- What you should do
Write out the lines below word for word, beginning with the first line and going on through the line with "- away-score-cell[interactable]: [383, 627, 420, 640]".

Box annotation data
********

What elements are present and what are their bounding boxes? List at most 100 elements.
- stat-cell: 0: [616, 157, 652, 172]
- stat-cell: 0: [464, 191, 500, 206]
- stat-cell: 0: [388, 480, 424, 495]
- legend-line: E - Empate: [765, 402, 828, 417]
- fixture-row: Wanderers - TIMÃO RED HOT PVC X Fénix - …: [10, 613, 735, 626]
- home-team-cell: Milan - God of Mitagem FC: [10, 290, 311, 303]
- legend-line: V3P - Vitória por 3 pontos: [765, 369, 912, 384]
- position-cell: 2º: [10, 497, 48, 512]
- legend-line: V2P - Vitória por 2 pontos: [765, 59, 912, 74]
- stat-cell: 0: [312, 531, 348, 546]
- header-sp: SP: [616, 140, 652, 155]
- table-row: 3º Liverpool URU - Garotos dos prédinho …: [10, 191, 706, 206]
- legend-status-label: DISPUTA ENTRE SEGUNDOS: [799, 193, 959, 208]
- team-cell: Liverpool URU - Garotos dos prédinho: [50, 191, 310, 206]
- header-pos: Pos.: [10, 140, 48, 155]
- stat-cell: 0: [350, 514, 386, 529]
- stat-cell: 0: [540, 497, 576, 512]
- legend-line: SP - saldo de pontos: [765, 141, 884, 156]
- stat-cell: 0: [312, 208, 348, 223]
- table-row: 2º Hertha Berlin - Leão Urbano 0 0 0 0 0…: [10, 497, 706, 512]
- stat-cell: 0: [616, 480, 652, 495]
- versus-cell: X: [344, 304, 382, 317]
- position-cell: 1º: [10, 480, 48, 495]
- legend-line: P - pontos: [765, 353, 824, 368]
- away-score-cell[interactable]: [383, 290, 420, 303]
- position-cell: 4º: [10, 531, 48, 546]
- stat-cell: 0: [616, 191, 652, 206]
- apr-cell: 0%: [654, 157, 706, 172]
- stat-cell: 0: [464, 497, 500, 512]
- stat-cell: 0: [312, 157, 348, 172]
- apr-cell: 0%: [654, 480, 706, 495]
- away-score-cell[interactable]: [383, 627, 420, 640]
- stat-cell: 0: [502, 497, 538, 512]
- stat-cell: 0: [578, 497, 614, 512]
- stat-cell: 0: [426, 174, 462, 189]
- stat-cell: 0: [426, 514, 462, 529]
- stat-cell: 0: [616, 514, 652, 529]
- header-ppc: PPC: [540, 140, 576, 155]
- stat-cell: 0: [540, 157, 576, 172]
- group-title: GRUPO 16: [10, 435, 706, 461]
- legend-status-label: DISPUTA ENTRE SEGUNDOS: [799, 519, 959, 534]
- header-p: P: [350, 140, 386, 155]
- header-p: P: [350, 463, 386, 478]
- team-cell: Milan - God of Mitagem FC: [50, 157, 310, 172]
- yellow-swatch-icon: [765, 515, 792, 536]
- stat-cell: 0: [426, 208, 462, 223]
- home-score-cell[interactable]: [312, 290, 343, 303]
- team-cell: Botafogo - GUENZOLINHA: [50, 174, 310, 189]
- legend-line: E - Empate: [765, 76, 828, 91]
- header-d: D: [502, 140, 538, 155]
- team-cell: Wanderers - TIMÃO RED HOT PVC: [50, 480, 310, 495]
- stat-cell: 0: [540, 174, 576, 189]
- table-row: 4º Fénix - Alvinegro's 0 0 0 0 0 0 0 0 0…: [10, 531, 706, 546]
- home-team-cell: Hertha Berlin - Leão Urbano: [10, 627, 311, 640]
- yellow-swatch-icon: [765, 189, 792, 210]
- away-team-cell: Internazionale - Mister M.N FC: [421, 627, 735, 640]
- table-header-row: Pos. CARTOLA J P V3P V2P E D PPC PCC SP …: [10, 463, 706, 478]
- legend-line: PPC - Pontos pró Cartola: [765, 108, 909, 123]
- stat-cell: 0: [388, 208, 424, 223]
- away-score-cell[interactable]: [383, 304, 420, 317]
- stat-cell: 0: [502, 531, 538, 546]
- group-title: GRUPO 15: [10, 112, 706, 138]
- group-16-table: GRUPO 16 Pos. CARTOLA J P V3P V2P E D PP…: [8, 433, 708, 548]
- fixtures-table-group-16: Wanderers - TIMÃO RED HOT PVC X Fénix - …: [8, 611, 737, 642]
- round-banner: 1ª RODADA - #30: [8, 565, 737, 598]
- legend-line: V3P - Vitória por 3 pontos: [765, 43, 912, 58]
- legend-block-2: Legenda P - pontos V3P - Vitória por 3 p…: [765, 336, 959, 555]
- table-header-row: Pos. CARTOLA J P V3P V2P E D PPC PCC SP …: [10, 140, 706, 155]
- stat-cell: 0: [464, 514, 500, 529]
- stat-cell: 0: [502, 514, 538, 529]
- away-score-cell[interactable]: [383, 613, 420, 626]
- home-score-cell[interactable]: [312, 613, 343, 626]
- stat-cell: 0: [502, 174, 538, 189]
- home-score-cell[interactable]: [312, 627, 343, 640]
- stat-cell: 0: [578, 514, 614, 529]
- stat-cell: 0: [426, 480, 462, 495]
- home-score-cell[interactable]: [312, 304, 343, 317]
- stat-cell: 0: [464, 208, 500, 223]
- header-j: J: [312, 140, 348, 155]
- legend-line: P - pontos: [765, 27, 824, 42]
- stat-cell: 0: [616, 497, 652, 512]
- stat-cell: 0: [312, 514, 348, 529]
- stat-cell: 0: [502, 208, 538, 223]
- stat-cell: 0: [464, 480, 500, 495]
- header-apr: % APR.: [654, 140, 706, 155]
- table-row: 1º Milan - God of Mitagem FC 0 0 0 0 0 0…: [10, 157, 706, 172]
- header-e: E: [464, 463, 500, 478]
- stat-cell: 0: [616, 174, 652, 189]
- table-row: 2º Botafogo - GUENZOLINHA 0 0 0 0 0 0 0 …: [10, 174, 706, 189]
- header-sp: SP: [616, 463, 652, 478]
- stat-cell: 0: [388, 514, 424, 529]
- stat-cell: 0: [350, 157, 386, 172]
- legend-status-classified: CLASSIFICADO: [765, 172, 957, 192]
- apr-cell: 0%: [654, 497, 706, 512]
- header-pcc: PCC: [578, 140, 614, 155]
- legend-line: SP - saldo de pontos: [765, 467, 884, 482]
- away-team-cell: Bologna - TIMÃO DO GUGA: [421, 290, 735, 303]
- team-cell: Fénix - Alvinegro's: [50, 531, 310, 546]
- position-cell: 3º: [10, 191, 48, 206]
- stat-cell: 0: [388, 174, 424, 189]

********

- The output
What elements are present and what are their bounding boxes? List at most 100 elements.
- stat-cell: 0: [616, 157, 652, 172]
- stat-cell: 0: [464, 191, 500, 206]
- stat-cell: 0: [388, 480, 424, 495]
- legend-line: E - Empate: [765, 402, 828, 417]
- fixture-row: Wanderers - TIMÃO RED HOT PVC X Fénix - …: [10, 613, 735, 626]
- home-team-cell: Milan - God of Mitagem FC: [10, 290, 311, 303]
- legend-line: V3P - Vitória por 3 pontos: [765, 369, 912, 384]
- position-cell: 2º: [10, 497, 48, 512]
- legend-line: V2P - Vitória por 2 pontos: [765, 59, 912, 74]
- stat-cell: 0: [312, 531, 348, 546]
- header-sp: SP: [616, 140, 652, 155]
- table-row: 3º Liverpool URU - Garotos dos prédinho …: [10, 191, 706, 206]
- legend-status-label: DISPUTA ENTRE SEGUNDOS: [799, 193, 959, 208]
- team-cell: Liverpool URU - Garotos dos prédinho: [50, 191, 310, 206]
- header-pos: Pos.: [10, 140, 48, 155]
- stat-cell: 0: [350, 514, 386, 529]
- stat-cell: 0: [540, 497, 576, 512]
- legend-line: SP - saldo de pontos: [765, 141, 884, 156]
- stat-cell: 0: [312, 208, 348, 223]
- table-row: 2º Hertha Berlin - Leão Urbano 0 0 0 0 0…: [10, 497, 706, 512]
- stat-cell: 0: [616, 480, 652, 495]
- versus-cell: X: [344, 304, 382, 317]
- position-cell: 1º: [10, 480, 48, 495]
- legend-line: P - pontos: [765, 353, 824, 368]
- away-score-cell[interactable]: [383, 290, 420, 303]
- position-cell: 4º: [10, 531, 48, 546]
- stat-cell: 0: [616, 191, 652, 206]
- apr-cell: 0%: [654, 157, 706, 172]
- stat-cell: 0: [464, 497, 500, 512]
- stat-cell: 0: [312, 157, 348, 172]
- apr-cell: 0%: [654, 480, 706, 495]
- away-score-cell[interactable]: [383, 627, 420, 640]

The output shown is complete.